_GIVEN PROBLEM_: Without changing a character, return the entries, but not the images they hold.
::: DATA TO PROCESS
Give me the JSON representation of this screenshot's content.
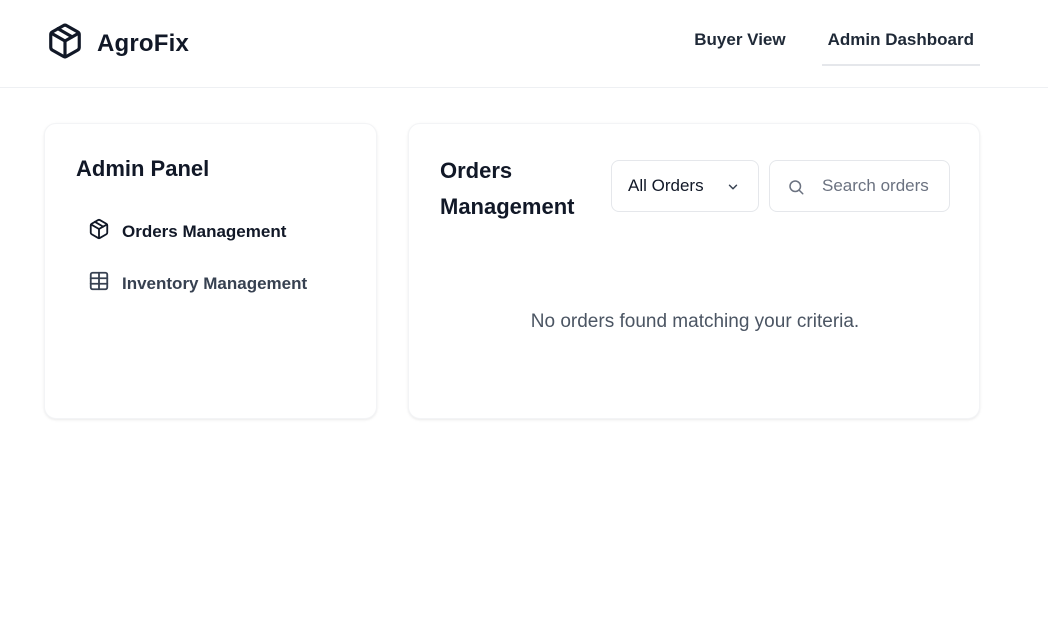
{
  "app": {
    "name": "AgroFix",
    "logo_icon": "package-icon"
  },
  "nav": {
    "items": [
      {
        "label": "Buyer View",
        "active": false
      },
      {
        "label": "Admin Dashboard",
        "active": true
      }
    ]
  },
  "sidebar": {
    "title": "Admin Panel",
    "items": [
      {
        "label": "Orders Management",
        "icon": "package-icon",
        "active": true
      },
      {
        "label": "Inventory Management",
        "icon": "table-icon",
        "active": false
      }
    ]
  },
  "main": {
    "title": "Orders Management",
    "filter": {
      "selected": "All Orders",
      "icon": "chevron-down-icon"
    },
    "search": {
      "placeholder": "Search orders",
      "value": "",
      "icon": "search-icon"
    },
    "empty_message": "No orders found matching your criteria."
  },
  "colors": {
    "text_primary": "#111827",
    "text_secondary": "#4b5563",
    "border": "#e5e7eb",
    "background": "#ffffff"
  }
}
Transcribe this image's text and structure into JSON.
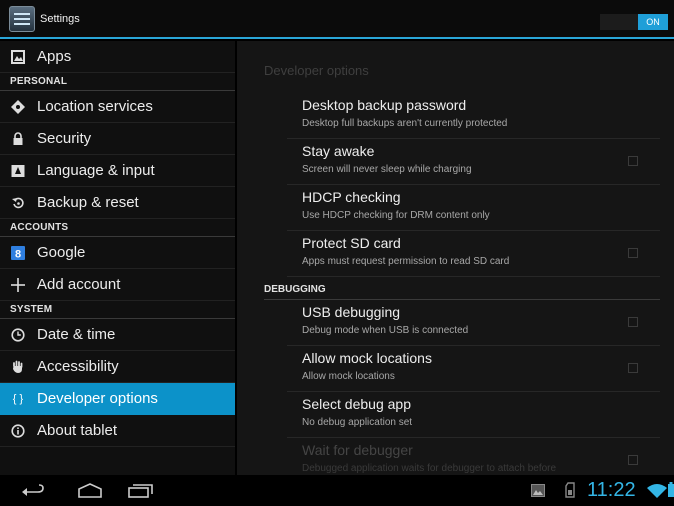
::::::
_COMPLETE RESPONSE_:
Give me the JSON representation of this screenshot's content.
{
  "app": {
    "name": "AgroFix",
    "logo_icon": "package-icon"
  },
  "nav": {
    "items": [
      {
        "label": "Buyer View",
        "active": false
      },
      {
        "label": "Admin Dashboard",
        "active": true
      }
    ]
  },
  "sidebar": {
    "title": "Admin Panel",
    "items": [
      {
        "label": "Orders Management",
        "icon": "package-icon",
        "active": true
      },
      {
        "label": "Inventory Management",
        "icon": "table-icon",
        "active": false
      }
    ]
  },
  "main": {
    "title": "Orders Management",
    "filter": {
      "selected": "All Orders",
      "icon": "chevron-down-icon"
    },
    "search": {
      "placeholder": "Search orders",
      "value": "",
      "icon": "search-icon"
    },
    "empty_message": "No orders found matching your criteria."
  },
  "colors": {
    "text_primary": "#111827",
    "text_secondary": "#4b5563",
    "border": "#e5e7eb",
    "background": "#ffffff"
  }
}
Transcribe this image's text and structure into JSON.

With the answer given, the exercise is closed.